[Collected data entries]
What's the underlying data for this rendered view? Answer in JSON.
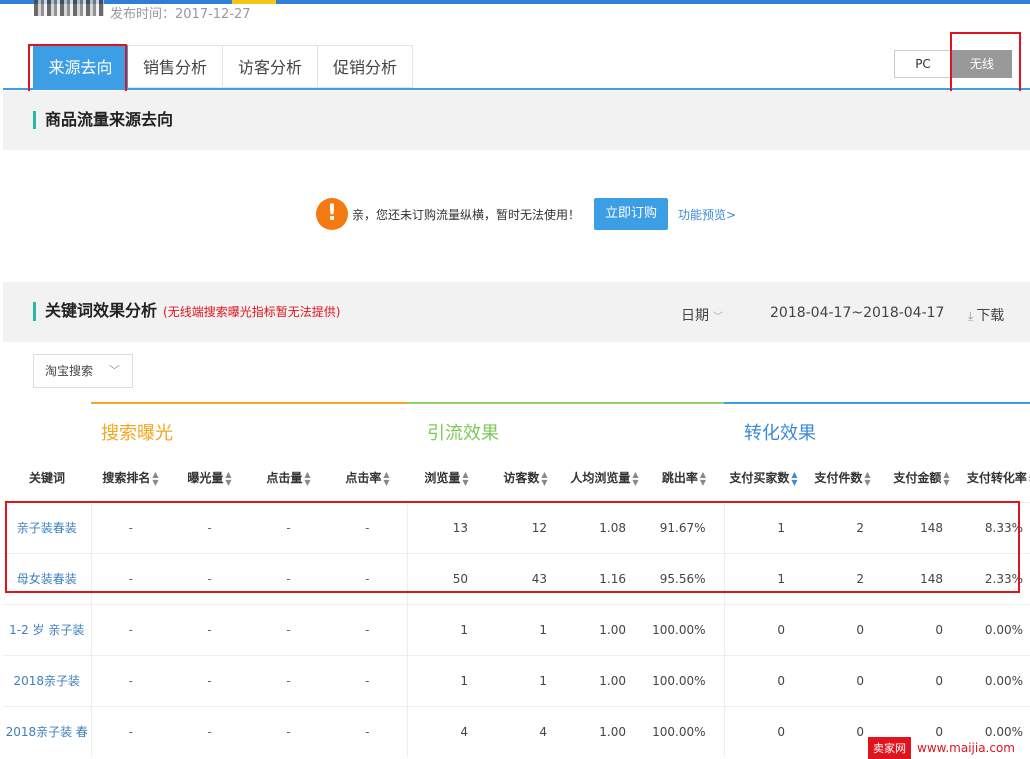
{
  "header": {
    "publish_date": "发布时间：2017-12-27"
  },
  "tabs": [
    "来源去向",
    "销售分析",
    "访客分析",
    "促销分析"
  ],
  "platform": {
    "pc": "PC",
    "wireless": "无线"
  },
  "traffic_section": {
    "title": "商品流量来源去向",
    "notice_icon": "!",
    "notice_text": "亲，您还未订购流量纵横，暂时无法使用！",
    "order_button": "立即订购",
    "preview_link": "功能预览>"
  },
  "keyword_section": {
    "title": "关键词效果分析",
    "note": "(无线端搜索曝光指标暂无法提供)",
    "date_label": "日期",
    "date_range": "2018-04-17~2018-04-17",
    "download": "下载",
    "source_select": "淘宝搜索"
  },
  "groups": {
    "search": "搜索曝光",
    "traffic": "引流效果",
    "conversion": "转化效果"
  },
  "columns": [
    "关键词",
    "搜索排名",
    "曝光量",
    "点击量",
    "点击率",
    "浏览量",
    "访客数",
    "人均浏览量",
    "跳出率",
    "支付买家数",
    "支付件数",
    "支付金额",
    "支付转化率"
  ],
  "rows": [
    [
      "亲子装春装",
      "-",
      "-",
      "-",
      "-",
      "13",
      "12",
      "1.08",
      "91.67%",
      "1",
      "2",
      "148",
      "8.33%"
    ],
    [
      "母女装春装",
      "-",
      "-",
      "-",
      "-",
      "50",
      "43",
      "1.16",
      "95.56%",
      "1",
      "2",
      "148",
      "2.33%"
    ],
    [
      "1-2 岁 亲子装",
      "-",
      "-",
      "-",
      "-",
      "1",
      "1",
      "1.00",
      "100.00%",
      "0",
      "0",
      "0",
      "0.00%"
    ],
    [
      "2018亲子装",
      "-",
      "-",
      "-",
      "-",
      "1",
      "1",
      "1.00",
      "100.00%",
      "0",
      "0",
      "0",
      "0.00%"
    ],
    [
      "2018亲子装 春",
      "-",
      "-",
      "-",
      "-",
      "4",
      "4",
      "1.00",
      "100.00%",
      "0",
      "0",
      "0",
      "0.00%"
    ]
  ],
  "watermark": {
    "logo": "卖家网",
    "url": "www.maijia.com"
  },
  "colors": {
    "accent": "#3c9ee5",
    "highlight": "#e0141e",
    "search": "#f5a623",
    "traffic": "#8fd36b"
  }
}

Exercise details =
Return the whole listing, word for word, and leave out every picture.

Complete output =
What's the underlying data for this rendered view? Answer in JSON.
{
  "header": {
    "publish_date": "发布时间：2017-12-27"
  },
  "tabs": [
    "来源去向",
    "销售分析",
    "访客分析",
    "促销分析"
  ],
  "platform": {
    "pc": "PC",
    "wireless": "无线"
  },
  "traffic_section": {
    "title": "商品流量来源去向",
    "notice_icon": "!",
    "notice_text": "亲，您还未订购流量纵横，暂时无法使用！",
    "order_button": "立即订购",
    "preview_link": "功能预览>"
  },
  "keyword_section": {
    "title": "关键词效果分析",
    "note": "(无线端搜索曝光指标暂无法提供)",
    "date_label": "日期",
    "date_range": "2018-04-17~2018-04-17",
    "download": "下载",
    "source_select": "淘宝搜索"
  },
  "groups": {
    "search": "搜索曝光",
    "traffic": "引流效果",
    "conversion": "转化效果"
  },
  "columns": [
    "关键词",
    "搜索排名",
    "曝光量",
    "点击量",
    "点击率",
    "浏览量",
    "访客数",
    "人均浏览量",
    "跳出率",
    "支付买家数",
    "支付件数",
    "支付金额",
    "支付转化率"
  ],
  "rows": [
    [
      "亲子装春装",
      "-",
      "-",
      "-",
      "-",
      "13",
      "12",
      "1.08",
      "91.67%",
      "1",
      "2",
      "148",
      "8.33%"
    ],
    [
      "母女装春装",
      "-",
      "-",
      "-",
      "-",
      "50",
      "43",
      "1.16",
      "95.56%",
      "1",
      "2",
      "148",
      "2.33%"
    ],
    [
      "1-2 岁 亲子装",
      "-",
      "-",
      "-",
      "-",
      "1",
      "1",
      "1.00",
      "100.00%",
      "0",
      "0",
      "0",
      "0.00%"
    ],
    [
      "2018亲子装",
      "-",
      "-",
      "-",
      "-",
      "1",
      "1",
      "1.00",
      "100.00%",
      "0",
      "0",
      "0",
      "0.00%"
    ],
    [
      "2018亲子装 春",
      "-",
      "-",
      "-",
      "-",
      "4",
      "4",
      "1.00",
      "100.00%",
      "0",
      "0",
      "0",
      "0.00%"
    ]
  ],
  "watermark": {
    "logo": "卖家网",
    "url": "www.maijia.com"
  },
  "colors": {
    "accent": "#3c9ee5",
    "highlight": "#e0141e",
    "search": "#f5a623",
    "traffic": "#8fd36b"
  }
}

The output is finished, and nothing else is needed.